Each entry below must be repeated word for word.
** Start Available records **
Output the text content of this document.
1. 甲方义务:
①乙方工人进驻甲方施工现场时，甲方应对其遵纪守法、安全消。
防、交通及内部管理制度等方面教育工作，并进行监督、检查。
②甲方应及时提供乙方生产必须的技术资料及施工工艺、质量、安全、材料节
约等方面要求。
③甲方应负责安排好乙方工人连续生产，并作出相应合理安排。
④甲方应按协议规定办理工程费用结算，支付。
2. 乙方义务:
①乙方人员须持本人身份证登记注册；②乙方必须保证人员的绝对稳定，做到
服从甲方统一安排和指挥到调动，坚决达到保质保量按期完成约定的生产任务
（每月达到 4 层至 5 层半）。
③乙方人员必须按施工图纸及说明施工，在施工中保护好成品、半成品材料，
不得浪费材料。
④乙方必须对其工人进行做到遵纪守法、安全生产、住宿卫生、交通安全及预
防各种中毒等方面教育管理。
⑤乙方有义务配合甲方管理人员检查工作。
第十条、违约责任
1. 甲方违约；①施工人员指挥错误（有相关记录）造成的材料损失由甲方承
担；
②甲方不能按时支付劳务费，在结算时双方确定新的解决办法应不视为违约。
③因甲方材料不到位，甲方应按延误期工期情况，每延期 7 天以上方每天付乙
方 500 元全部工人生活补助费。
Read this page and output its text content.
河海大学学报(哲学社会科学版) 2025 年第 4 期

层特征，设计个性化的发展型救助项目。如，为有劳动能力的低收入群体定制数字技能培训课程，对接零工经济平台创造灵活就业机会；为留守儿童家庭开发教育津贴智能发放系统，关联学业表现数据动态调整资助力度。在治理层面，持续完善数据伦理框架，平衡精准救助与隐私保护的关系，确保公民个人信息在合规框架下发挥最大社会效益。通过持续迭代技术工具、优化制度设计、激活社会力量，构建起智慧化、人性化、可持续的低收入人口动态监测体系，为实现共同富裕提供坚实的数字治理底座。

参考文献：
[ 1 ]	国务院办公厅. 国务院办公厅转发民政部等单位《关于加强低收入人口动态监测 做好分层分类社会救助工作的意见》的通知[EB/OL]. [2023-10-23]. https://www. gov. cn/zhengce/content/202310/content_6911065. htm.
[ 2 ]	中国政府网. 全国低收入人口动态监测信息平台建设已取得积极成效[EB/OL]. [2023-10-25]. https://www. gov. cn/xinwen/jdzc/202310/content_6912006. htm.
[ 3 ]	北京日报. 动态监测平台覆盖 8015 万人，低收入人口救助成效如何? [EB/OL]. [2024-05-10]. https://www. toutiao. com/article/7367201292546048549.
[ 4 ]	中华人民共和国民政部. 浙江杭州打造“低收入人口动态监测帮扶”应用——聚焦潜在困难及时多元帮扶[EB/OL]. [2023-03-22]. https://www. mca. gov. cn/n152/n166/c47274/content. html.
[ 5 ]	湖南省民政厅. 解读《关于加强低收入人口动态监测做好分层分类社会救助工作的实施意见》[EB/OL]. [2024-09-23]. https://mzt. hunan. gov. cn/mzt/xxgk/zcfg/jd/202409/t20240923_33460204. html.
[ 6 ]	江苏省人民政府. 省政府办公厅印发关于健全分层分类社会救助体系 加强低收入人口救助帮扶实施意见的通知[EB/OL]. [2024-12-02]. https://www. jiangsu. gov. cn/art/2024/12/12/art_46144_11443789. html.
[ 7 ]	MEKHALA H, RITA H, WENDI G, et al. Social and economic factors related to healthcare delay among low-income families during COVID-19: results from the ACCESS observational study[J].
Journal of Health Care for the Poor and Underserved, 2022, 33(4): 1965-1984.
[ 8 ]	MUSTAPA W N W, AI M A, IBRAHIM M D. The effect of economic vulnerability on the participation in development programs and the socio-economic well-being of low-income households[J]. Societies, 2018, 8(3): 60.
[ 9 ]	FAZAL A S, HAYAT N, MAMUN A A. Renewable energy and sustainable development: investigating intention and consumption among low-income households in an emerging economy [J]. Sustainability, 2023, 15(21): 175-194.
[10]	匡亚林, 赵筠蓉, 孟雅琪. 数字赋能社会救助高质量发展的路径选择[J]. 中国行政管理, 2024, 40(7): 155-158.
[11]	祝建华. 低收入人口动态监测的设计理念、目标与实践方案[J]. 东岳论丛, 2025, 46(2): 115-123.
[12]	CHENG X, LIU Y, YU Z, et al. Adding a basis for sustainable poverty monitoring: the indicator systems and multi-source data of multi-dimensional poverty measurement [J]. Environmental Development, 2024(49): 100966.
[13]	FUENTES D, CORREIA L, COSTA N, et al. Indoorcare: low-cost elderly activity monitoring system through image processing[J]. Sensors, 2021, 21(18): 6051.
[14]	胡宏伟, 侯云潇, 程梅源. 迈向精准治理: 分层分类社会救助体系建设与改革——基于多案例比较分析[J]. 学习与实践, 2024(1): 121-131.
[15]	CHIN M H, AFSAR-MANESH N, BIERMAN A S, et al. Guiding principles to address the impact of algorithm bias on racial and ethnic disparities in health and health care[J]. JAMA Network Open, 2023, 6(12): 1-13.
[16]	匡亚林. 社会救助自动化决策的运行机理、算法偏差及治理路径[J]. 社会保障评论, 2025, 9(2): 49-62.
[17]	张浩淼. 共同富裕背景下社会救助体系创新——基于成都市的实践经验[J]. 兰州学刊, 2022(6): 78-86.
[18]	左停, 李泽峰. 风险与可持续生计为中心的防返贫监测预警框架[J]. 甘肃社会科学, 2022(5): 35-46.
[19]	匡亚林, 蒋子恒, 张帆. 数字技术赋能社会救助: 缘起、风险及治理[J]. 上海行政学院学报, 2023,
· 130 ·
** End Available records **
**The output:**
Output the text content of this document.
1. 甲方义务:
①乙方工人进驻甲方施工现场时，甲方应对其遵纪守法、安全消。
防、交通及内部管理制度等方面教育工作，并进行监督、检查。
②甲方应及时提供乙方生产必须的技术资料及施工工艺、质量、安全、材料节
约等方面要求。
③甲方应负责安排好乙方工人连续生产，并作出相应合理安排。
④甲方应按协议规定办理工程费用结算，支付。
2. 乙方义务:
①乙方人员须持本人身份证登记注册；②乙方必须保证人员的绝对稳定，做到
服从甲方统一安排和指挥到调动，坚决达到保质保量按期完成约定的生产任务
（每月达到 4 层至 5 层半）。
③乙方人员必须按施工图纸及说明施工，在施工中保护好成品、半成品材料，
不得浪费材料。
④乙方必须对其工人进行做到遵纪守法、安全生产、住宿卫生、交通安全及预
防各种中毒等方面教育管理。
⑤乙方有义务配合甲方管理人员检查工作。
第十条、违约责任
1. 甲方违约；①施工人员指挥错误（有相关记录）造成的材料损失由甲方承
担；
②甲方不能按时支付劳务费，在结算时双方确定新的解决办法应不视为违约。
③因甲方材料不到位，甲方应按延误期工期情况，每延期 7 天以上方每天付乙
方 500 元全部工人生活补助费。
Read this page and output its text content.
河海大学学报(哲学社会科学版) 2025 年第 4 期

层特征，设计个性化的发展型救助项目。如，为有劳动能力的低收入群体定制数字技能培训课程，对接零工经济平台创造灵活就业机会；为留守儿童家庭开发教育津贴智能发放系统，关联学业表现数据动态调整资助力度。在治理层面，持续完善数据伦理框架，平衡精准救助与隐私保护的关系，确保公民个人信息在合规框架下发挥最大社会效益。通过持续迭代技术工具、优化制度设计、激活社会力量，构建起智慧化、人性化、可持续的低收入人口动态监测体系，为实现共同富裕提供坚实的数字治理底座。

参考文献：
[ 1 ]	国务院办公厅. 国务院办公厅转发民政部等单位《关于加强低收入人口动态监测 做好分层分类社会救助工作的意见》的通知[EB/OL]. [2023-10-23]. https://www. gov. cn/zhengce/content/202310/content_6911065. htm.
[ 2 ]	中国政府网. 全国低收入人口动态监测信息平台建设已取得积极成效[EB/OL]. [2023-10-25]. https://www. gov. cn/xinwen/jdzc/202310/content_6912006. htm.
[ 3 ]	北京日报. 动态监测平台覆盖 8015 万人，低收入人口救助成效如何? [EB/OL]. [2024-05-10]. https://www. toutiao. com/article/7367201292546048549.
[ 4 ]	中华人民共和国民政部. 浙江杭州打造“低收入人口动态监测帮扶”应用——聚焦潜在困难及时多元帮扶[EB/OL]. [2023-03-22]. https://www. mca. gov. cn/n152/n166/c47274/content. html.
[ 5 ]	湖南省民政厅. 解读《关于加强低收入人口动态监测做好分层分类社会救助工作的实施意见》[EB/OL]. [2024-09-23]. https://mzt. hunan. gov. cn/mzt/xxgk/zcfg/jd/202409/t20240923_33460204. html.
[ 6 ]	江苏省人民政府. 省政府办公厅印发关于健全分层分类社会救助体系 加强低收入人口救助帮扶实施意见的通知[EB/OL]. [2024-12-02]. https://www. jiangsu. gov. cn/art/2024/12/12/art_46144_11443789. html.
[ 7 ]	MEKHALA H, RITA H, WENDI G, et al. Social and economic factors related to healthcare delay among low-income families during COVID-19: results from the ACCESS observational study[J].
Journal of Health Care for the Poor and Underserved, 2022, 33(4): 1965-1984.
[ 8 ]	MUSTAPA W N W, AI M A, IBRAHIM M D. The effect of economic vulnerability on the participation in development programs and the socio-economic well-being of low-income households[J]. Societies, 2018, 8(3): 60.
[ 9 ]	FAZAL A S, HAYAT N, MAMUN A A. Renewable energy and sustainable development: investigating intention and consumption among low-income households in an emerging economy [J]. Sustainability, 2023, 15(21): 175-194.
[10]	匡亚林, 赵筠蓉, 孟雅琪. 数字赋能社会救助高质量发展的路径选择[J]. 中国行政管理, 2024, 40(7): 155-158.
[11]	祝建华. 低收入人口动态监测的设计理念、目标与实践方案[J]. 东岳论丛, 2025, 46(2): 115-123.
[12]	CHENG X, LIU Y, YU Z, et al. Adding a basis for sustainable poverty monitoring: the indicator systems and multi-source data of multi-dimensional poverty measurement [J]. Environmental Development, 2024(49): 100966.
[13]	FUENTES D, CORREIA L, COSTA N, et al. Indoorcare: low-cost elderly activity monitoring system through image processing[J]. Sensors, 2021, 21(18): 6051.
[14]	胡宏伟, 侯云潇, 程梅源. 迈向精准治理: 分层分类社会救助体系建设与改革——基于多案例比较分析[J]. 学习与实践, 2024(1): 121-131.
[15]	CHIN M H, AFSAR-MANESH N, BIERMAN A S, et al. Guiding principles to address the impact of algorithm bias on racial and ethnic disparities in health and health care[J]. JAMA Network Open, 2023, 6(12): 1-13.
[16]	匡亚林. 社会救助自动化决策的运行机理、算法偏差及治理路径[J]. 社会保障评论, 2025, 9(2): 49-62.
[17]	张浩淼. 共同富裕背景下社会救助体系创新——基于成都市的实践经验[J]. 兰州学刊, 2022(6): 78-86.
[18]	左停, 李泽峰. 风险与可持续生计为中心的防返贫监测预警框架[J]. 甘肃社会科学, 2022(5): 35-46.
[19]	匡亚林, 蒋子恒, 张帆. 数字技术赋能社会救助: 缘起、风险及治理[J]. 上海行政学院学报, 2023,
· 130 ·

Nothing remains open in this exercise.